→ Direction: Tally the lines in the following entries that include the word "price"; state only the total.

▬▬▬▬▬▬▬▬▬▬

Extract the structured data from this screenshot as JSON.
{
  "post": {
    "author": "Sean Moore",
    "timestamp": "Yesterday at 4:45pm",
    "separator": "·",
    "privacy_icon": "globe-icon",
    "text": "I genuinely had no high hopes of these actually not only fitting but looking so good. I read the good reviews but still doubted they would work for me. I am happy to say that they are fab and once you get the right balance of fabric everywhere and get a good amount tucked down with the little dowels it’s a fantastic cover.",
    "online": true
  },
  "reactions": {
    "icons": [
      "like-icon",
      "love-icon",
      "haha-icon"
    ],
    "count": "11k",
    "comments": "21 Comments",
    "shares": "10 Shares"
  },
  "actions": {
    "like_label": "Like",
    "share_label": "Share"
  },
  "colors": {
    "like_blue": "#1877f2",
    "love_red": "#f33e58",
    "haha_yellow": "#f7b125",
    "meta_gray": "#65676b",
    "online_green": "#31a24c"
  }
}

▬▬▬▬▬▬▬▬▬▬

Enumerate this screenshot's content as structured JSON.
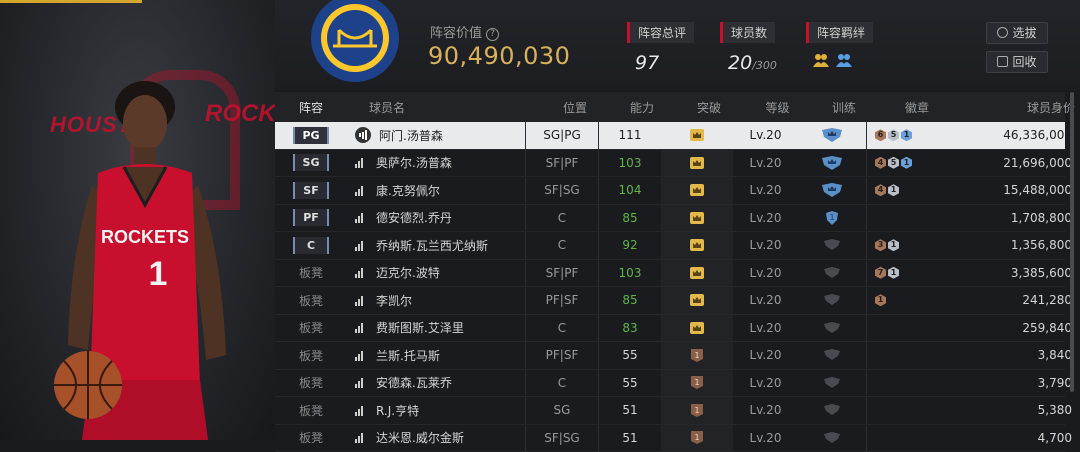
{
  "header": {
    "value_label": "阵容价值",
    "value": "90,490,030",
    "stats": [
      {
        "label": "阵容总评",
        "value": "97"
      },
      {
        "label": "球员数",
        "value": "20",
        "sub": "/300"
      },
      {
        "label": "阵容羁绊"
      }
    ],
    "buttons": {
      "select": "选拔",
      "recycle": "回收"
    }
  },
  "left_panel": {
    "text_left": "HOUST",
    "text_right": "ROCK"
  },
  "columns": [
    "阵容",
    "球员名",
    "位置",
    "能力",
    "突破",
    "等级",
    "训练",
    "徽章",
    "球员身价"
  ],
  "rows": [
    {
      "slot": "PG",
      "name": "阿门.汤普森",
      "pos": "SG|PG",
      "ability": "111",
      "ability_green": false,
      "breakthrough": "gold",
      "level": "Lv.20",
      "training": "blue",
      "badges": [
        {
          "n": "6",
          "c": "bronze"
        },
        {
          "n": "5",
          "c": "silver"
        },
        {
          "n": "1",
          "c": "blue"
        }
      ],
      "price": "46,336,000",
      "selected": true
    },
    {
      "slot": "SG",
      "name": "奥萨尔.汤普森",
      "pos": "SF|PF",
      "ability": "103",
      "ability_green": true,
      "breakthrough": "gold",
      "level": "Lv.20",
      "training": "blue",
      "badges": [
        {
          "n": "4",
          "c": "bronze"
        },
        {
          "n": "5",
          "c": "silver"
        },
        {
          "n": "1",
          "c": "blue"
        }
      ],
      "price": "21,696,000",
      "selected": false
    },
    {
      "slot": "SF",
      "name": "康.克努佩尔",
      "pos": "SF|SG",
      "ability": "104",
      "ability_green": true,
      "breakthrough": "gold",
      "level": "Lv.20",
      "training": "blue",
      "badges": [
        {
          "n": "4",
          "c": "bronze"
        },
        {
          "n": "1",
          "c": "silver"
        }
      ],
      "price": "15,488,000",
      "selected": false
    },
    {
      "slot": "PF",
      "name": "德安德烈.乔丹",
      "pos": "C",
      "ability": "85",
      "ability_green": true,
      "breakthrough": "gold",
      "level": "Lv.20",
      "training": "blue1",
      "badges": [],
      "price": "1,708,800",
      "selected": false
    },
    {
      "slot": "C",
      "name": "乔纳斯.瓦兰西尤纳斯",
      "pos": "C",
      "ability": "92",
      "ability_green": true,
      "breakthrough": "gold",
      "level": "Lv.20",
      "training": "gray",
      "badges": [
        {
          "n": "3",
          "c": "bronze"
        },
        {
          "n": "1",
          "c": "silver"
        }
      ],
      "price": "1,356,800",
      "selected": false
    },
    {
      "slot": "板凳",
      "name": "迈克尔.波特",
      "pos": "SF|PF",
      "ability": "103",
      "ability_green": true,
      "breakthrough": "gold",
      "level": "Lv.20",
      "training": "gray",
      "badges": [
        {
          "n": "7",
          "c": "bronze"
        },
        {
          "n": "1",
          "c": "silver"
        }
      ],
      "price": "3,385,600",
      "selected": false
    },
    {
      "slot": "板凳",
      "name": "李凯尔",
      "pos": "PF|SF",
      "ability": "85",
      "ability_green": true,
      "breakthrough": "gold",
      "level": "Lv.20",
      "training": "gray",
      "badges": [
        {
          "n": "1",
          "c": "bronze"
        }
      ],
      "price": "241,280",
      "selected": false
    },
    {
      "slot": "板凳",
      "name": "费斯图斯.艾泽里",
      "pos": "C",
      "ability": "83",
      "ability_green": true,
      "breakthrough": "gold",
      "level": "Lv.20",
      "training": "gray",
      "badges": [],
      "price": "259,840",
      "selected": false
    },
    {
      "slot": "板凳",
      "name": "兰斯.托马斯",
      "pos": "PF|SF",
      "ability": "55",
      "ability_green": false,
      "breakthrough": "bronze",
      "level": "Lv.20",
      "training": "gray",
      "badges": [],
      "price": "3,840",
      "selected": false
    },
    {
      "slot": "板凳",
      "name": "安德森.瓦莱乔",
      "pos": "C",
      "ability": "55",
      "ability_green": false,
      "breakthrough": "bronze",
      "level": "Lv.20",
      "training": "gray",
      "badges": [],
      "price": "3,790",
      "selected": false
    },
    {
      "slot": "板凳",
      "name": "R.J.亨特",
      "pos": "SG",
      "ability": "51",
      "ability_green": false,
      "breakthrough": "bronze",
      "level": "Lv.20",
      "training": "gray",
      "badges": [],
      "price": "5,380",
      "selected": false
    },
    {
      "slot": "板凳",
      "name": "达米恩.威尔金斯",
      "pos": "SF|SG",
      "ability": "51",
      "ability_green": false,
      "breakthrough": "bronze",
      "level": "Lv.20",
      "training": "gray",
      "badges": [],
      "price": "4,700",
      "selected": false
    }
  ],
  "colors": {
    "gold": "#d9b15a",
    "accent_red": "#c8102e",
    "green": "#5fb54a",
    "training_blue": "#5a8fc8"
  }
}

▬▬▬▬▬▬▬▬▬▬

→ Result: 12